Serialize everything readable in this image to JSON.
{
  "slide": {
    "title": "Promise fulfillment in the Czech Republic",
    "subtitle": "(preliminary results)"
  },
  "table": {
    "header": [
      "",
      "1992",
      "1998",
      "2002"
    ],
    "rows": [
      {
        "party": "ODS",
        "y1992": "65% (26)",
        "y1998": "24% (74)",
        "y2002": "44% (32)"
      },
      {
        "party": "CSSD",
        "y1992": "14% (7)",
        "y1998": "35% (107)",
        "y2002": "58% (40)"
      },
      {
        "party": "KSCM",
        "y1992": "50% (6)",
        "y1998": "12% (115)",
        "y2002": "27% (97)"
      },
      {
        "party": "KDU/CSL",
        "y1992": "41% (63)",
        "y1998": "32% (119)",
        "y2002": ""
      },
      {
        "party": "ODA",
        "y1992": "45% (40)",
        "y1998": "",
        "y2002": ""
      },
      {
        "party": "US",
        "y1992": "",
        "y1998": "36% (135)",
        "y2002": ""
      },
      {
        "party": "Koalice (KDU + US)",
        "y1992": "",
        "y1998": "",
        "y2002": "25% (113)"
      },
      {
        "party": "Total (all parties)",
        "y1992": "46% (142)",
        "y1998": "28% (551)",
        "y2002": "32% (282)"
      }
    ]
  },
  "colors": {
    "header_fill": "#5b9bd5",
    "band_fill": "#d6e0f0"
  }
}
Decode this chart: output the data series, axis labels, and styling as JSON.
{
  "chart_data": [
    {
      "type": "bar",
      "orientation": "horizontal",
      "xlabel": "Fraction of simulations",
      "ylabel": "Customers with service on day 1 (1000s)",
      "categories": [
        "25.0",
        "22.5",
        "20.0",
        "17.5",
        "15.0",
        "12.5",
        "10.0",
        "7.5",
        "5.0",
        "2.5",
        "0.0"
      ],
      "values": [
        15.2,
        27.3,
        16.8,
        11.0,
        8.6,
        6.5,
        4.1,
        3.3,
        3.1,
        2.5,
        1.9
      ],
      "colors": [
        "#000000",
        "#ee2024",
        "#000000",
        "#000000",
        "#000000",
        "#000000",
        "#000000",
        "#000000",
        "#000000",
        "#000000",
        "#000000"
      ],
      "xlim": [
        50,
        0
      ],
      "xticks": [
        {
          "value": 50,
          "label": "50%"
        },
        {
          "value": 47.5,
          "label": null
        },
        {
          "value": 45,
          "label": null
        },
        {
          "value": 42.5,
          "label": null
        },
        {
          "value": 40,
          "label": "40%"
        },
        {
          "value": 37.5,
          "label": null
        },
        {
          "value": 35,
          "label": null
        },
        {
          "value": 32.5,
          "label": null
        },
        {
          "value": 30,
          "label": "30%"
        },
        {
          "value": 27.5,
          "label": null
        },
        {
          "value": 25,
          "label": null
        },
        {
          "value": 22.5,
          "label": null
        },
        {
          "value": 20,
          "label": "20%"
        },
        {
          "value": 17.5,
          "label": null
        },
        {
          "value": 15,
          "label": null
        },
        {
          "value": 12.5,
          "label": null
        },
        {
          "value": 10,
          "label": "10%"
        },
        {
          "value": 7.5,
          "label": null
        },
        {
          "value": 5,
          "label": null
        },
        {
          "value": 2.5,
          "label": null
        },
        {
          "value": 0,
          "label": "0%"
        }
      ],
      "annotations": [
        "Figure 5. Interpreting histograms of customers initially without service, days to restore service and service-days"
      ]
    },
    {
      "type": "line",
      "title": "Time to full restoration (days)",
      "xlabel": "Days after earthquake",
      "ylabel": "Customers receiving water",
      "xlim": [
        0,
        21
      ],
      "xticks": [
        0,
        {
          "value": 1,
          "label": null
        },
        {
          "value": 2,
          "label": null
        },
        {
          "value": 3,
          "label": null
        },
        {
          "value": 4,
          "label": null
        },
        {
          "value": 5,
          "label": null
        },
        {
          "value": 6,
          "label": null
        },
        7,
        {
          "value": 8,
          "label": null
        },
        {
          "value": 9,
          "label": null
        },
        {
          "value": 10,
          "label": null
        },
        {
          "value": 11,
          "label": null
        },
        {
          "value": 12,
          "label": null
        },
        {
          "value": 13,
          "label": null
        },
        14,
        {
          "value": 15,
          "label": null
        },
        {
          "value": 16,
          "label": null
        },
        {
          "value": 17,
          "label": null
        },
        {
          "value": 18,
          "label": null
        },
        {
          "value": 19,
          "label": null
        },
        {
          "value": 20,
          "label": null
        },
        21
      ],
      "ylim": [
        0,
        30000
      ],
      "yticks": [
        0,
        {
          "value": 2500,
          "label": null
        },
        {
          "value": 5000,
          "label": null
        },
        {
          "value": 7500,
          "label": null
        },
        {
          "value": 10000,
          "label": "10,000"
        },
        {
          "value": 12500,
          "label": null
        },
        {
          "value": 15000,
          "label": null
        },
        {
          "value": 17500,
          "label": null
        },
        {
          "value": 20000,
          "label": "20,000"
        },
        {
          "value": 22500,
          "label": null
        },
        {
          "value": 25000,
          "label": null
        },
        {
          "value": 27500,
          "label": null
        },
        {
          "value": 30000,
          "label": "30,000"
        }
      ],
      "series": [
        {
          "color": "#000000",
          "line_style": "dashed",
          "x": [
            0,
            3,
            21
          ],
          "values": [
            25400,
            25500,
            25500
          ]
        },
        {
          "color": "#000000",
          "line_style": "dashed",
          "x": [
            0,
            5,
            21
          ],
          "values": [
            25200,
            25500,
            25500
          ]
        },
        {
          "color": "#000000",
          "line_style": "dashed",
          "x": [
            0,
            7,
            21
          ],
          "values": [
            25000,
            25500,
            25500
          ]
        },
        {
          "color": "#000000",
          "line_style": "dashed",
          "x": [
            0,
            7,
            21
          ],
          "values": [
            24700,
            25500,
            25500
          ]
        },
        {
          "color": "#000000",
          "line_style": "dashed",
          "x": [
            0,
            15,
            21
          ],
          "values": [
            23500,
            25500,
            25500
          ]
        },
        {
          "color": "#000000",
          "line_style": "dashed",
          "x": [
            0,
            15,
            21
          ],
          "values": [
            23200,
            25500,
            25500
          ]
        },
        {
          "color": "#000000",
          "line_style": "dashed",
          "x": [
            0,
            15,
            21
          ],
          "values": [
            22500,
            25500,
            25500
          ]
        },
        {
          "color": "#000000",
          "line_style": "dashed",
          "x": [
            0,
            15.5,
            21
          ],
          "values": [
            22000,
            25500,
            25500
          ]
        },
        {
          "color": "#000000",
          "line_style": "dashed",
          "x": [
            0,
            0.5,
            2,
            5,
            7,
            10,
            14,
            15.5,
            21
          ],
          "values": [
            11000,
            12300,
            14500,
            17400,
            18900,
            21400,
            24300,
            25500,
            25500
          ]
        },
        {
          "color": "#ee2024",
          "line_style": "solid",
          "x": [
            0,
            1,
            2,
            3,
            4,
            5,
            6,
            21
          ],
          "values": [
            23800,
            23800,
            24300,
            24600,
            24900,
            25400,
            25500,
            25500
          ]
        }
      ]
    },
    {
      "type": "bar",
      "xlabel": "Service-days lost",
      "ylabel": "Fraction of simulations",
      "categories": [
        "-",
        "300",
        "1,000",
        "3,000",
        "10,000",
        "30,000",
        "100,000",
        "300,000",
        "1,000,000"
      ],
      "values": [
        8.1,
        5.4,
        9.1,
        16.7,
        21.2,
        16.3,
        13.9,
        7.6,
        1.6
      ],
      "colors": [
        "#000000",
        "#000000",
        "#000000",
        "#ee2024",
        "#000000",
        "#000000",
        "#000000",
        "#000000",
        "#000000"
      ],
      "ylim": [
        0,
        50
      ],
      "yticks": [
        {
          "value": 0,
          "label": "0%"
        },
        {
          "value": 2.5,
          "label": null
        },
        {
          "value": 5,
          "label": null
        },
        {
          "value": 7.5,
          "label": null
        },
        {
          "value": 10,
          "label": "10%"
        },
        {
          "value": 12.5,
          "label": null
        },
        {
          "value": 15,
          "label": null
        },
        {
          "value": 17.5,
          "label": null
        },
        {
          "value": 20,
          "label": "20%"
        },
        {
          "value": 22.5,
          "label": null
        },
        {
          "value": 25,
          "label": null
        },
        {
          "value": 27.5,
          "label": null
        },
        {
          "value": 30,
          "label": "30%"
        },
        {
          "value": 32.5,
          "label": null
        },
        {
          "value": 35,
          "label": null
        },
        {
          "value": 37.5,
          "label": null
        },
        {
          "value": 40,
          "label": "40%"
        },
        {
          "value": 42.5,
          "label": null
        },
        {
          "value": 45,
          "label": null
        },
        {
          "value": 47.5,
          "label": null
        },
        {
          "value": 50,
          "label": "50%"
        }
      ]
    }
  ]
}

---+---

• TASK DESCRIPTION: Pick out, from the lines above, every one that contains the string "party".

• THE REPLY:
        "party": "ODS",
        "party": "CSSD",
        "party": "KSCM",
        "party": "KDU/CSL",
        "party": "ODA",
        "party": "US",
        "party": "Koalice (KDU + US)",
        "party": "Total (all parties)",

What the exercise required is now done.